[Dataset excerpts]
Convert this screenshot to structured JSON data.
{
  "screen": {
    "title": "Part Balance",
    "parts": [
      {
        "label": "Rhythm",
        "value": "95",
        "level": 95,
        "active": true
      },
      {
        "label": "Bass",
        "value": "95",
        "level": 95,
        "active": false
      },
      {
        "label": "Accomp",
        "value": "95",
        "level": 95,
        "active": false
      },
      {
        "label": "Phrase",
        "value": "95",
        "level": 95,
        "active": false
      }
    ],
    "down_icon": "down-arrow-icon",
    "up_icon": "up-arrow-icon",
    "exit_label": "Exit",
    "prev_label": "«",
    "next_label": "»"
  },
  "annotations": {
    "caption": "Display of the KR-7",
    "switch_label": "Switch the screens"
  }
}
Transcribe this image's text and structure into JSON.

---

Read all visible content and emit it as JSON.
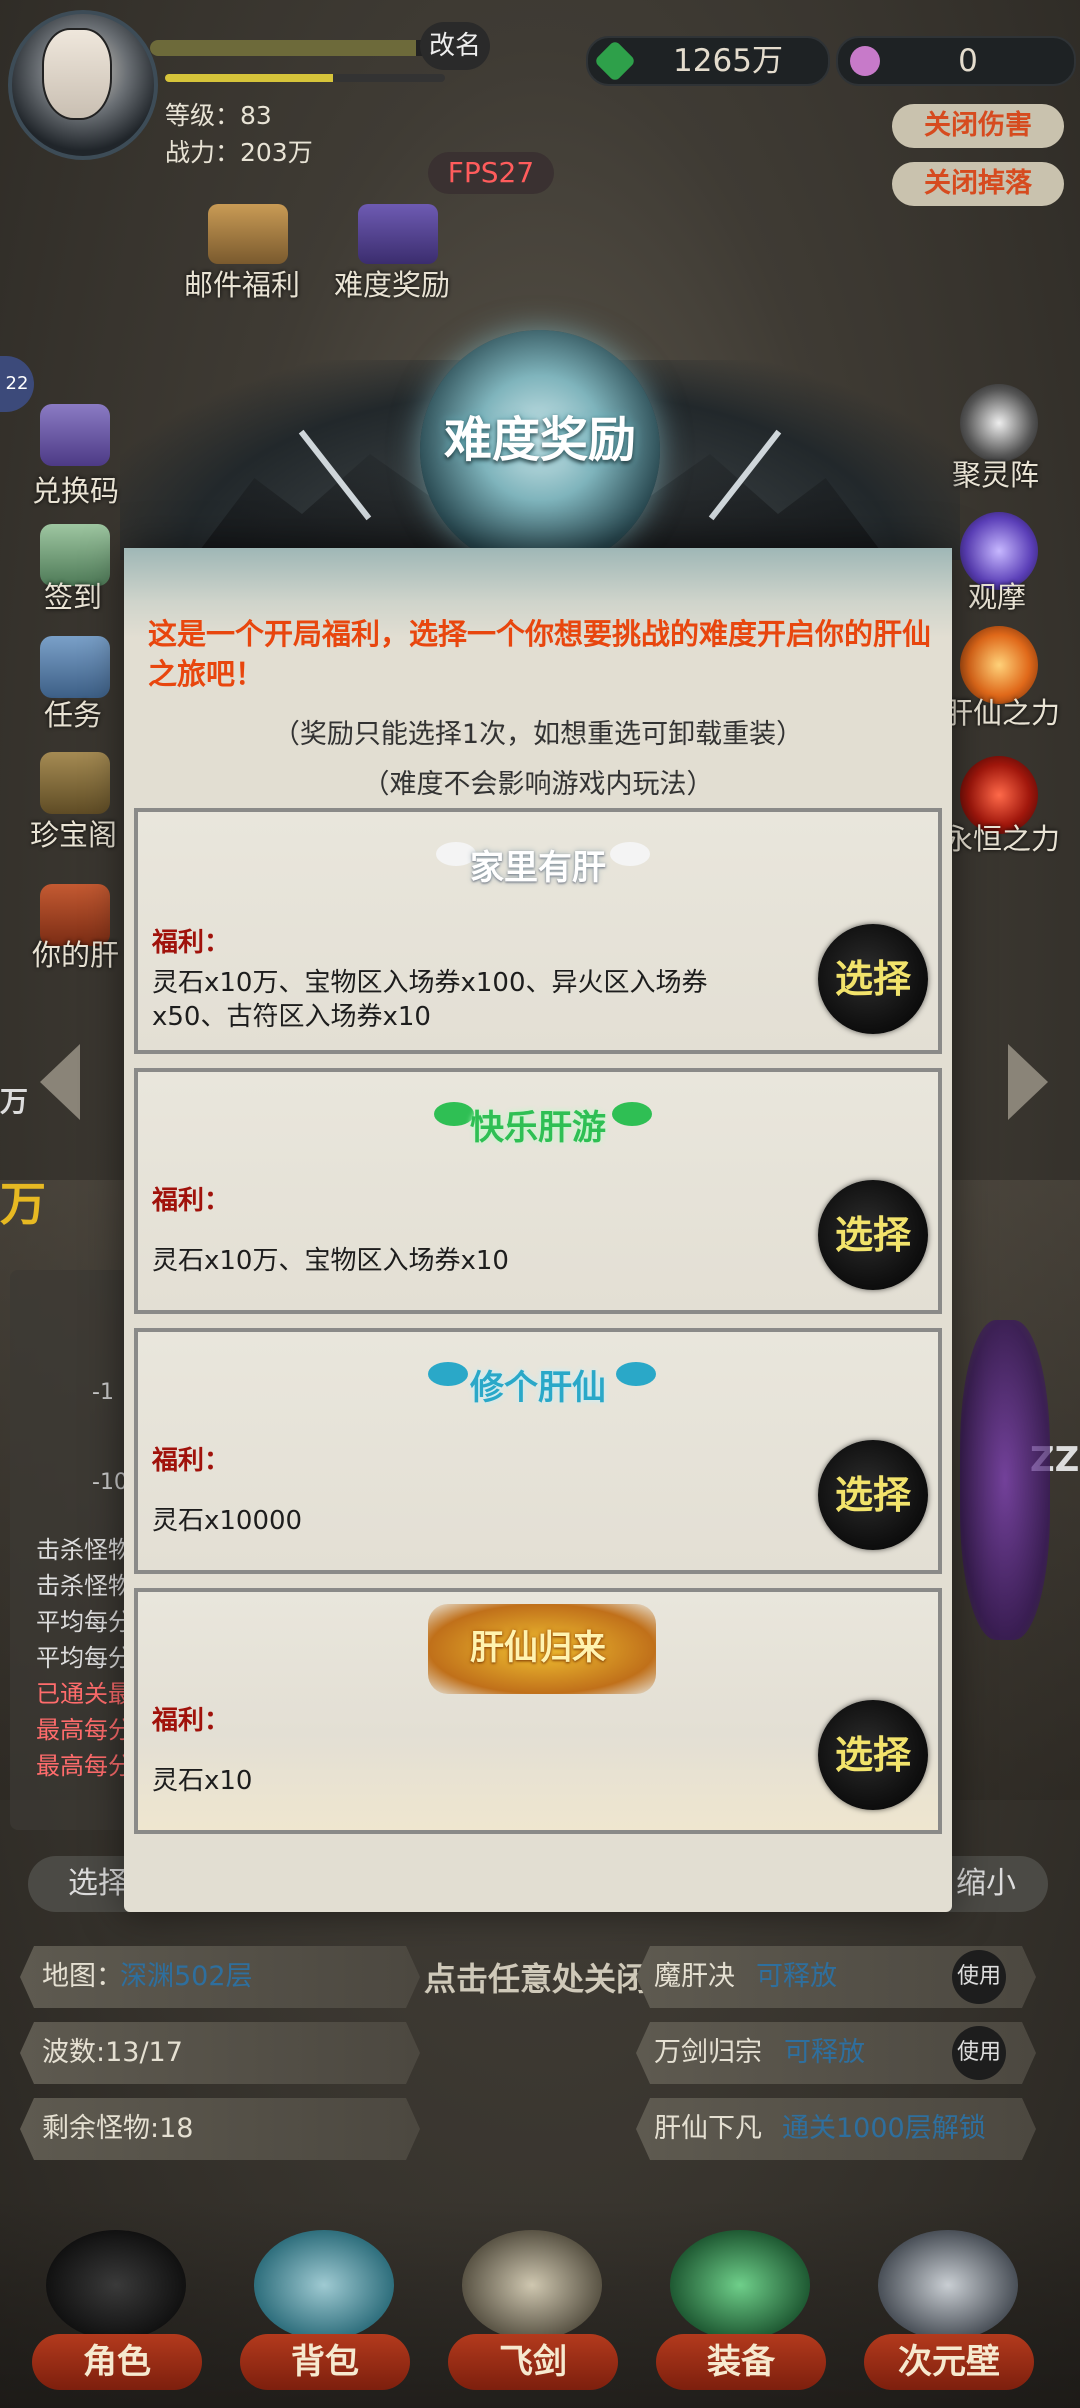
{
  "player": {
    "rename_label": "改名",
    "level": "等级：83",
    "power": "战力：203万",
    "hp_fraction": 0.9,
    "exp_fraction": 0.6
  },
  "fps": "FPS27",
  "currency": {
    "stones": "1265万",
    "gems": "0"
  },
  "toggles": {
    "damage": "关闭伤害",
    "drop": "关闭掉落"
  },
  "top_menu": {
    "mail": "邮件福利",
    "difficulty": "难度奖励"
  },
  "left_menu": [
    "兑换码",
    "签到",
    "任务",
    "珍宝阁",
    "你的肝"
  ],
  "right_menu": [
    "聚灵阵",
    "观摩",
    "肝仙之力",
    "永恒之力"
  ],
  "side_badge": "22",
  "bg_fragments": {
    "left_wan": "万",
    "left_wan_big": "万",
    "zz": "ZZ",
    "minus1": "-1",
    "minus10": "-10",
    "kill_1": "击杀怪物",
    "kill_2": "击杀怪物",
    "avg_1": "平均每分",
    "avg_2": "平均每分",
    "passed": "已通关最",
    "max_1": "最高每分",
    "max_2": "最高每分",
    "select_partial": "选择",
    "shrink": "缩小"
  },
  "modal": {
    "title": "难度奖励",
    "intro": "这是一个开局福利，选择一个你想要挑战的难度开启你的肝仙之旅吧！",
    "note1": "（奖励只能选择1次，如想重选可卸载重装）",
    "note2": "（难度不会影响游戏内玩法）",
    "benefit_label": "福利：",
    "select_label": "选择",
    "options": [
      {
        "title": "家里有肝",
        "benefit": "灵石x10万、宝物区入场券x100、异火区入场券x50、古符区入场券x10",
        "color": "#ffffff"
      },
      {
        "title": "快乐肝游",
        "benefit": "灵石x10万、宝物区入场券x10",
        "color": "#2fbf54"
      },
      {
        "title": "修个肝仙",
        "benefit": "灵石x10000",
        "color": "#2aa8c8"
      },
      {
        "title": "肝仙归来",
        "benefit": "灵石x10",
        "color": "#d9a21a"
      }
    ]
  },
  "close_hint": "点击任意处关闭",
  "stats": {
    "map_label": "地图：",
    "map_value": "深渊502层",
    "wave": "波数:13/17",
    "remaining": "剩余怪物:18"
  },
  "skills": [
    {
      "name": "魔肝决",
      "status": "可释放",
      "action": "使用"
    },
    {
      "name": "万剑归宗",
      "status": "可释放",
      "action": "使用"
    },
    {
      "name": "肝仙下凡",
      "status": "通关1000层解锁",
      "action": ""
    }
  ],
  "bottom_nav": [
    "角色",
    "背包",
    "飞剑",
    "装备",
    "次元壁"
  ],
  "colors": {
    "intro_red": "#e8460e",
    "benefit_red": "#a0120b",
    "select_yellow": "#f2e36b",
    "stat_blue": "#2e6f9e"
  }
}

PROBLEM STATEMENT
Extract the lines from the line with "Convert this screenshot" through the line with "Transcribe this image's". Keep both of those lines, copy everything exactly, and add nothing.

WRITTEN RESPONSE
Convert this screenshot to structured JSON data.
{
  "screen": {
    "title": "Part Balance",
    "parts": [
      {
        "label": "Rhythm",
        "value": "95",
        "level": 95,
        "active": true
      },
      {
        "label": "Bass",
        "value": "95",
        "level": 95,
        "active": false
      },
      {
        "label": "Accomp",
        "value": "95",
        "level": 95,
        "active": false
      },
      {
        "label": "Phrase",
        "value": "95",
        "level": 95,
        "active": false
      }
    ],
    "down_icon": "down-arrow-icon",
    "up_icon": "up-arrow-icon",
    "exit_label": "Exit",
    "prev_label": "«",
    "next_label": "»"
  },
  "annotations": {
    "caption": "Display of the KR-7",
    "switch_label": "Switch the screens"
  }
}
Transcribe this image's text and structure into JSON.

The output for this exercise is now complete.